**Task details**
Scan the data for "الكحول" and copy the lines it appears in.

— START OF Supplied material —

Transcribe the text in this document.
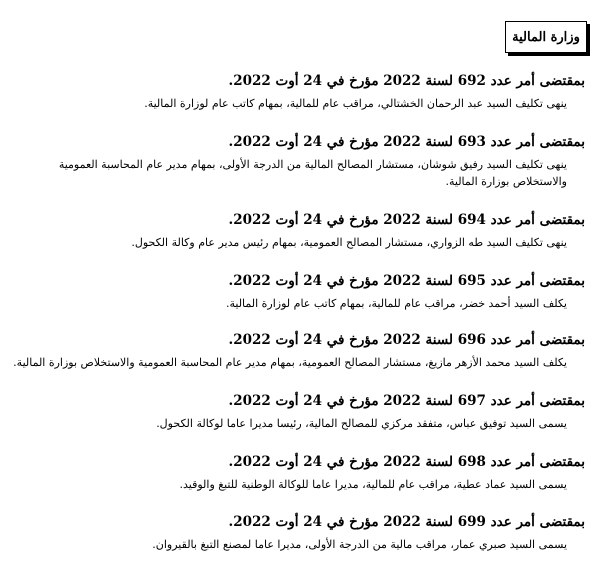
وزارة المالية

بمقتضى أمر عدد 692 لسنة 2022 مؤرخ في 24 أوت 2022.

ينهى تكليف السيد عبد الرحمان الخشتالي، مراقب عام للمالية، بمهام كاتب عام لوزارة المالية.

بمقتضى أمر عدد 693 لسنة 2022 مؤرخ في 24 أوت 2022.

ينهى تكليف السيد رفيق شوشان، مستشار المصالح المالية من الدرجة الأولى، بمهام مدير عام المحاسبة العمومية والاستخلاص بوزارة المالية.

بمقتضى أمر عدد 694 لسنة 2022 مؤرخ في 24 أوت 2022.

ينهى تكليف السيد طه الزواري، مستشار المصالح العمومية، بمهام رئيس مدير عام وكالة الكحول.

بمقتضى أمر عدد 695 لسنة 2022 مؤرخ في 24 أوت 2022.

يكلف السيد أحمد خضر، مراقب عام للمالية، بمهام كاتب عام لوزارة المالية.

بمقتضى أمر عدد 696 لسنة 2022 مؤرخ في 24 أوت 2022.

يكلف السيد محمد الأزهر مازيغ، مستشار المصالح العمومية، بمهام مدير عام المحاسبة العمومية والاستخلاص بوزارة المالية.

بمقتضى أمر عدد 697 لسنة 2022 مؤرخ في 24 أوت 2022.

يسمى السيد توفيق عباس، متفقد مركزي للمصالح المالية، رئيسا مديرا عاما لوكالة الكحول.

بمقتضى أمر عدد 698 لسنة 2022 مؤرخ في 24 أوت 2022.

يسمى السيد عماد عطية، مراقب عام للمالية، مديرا عاما للوكالة الوطنية للتبغ والوقيد.

بمقتضى أمر عدد 699 لسنة 2022 مؤرخ في 24 أوت 2022.

يسمى السيد صبري عمار، مراقب مالية من الدرجة الأولى، مديرا عاما لمصنع التبغ بالقيروان.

— END OF Supplied material —

**Response below**
ينهى تكليف السيد طه الزواري، مستشار المصالح العمومية، بمهام رئيس مدير عام وكالة الكحول.
يسمى السيد توفيق عباس، متفقد مركزي للمصالح المالية، رئيسا مديرا عاما لوكالة الكحول.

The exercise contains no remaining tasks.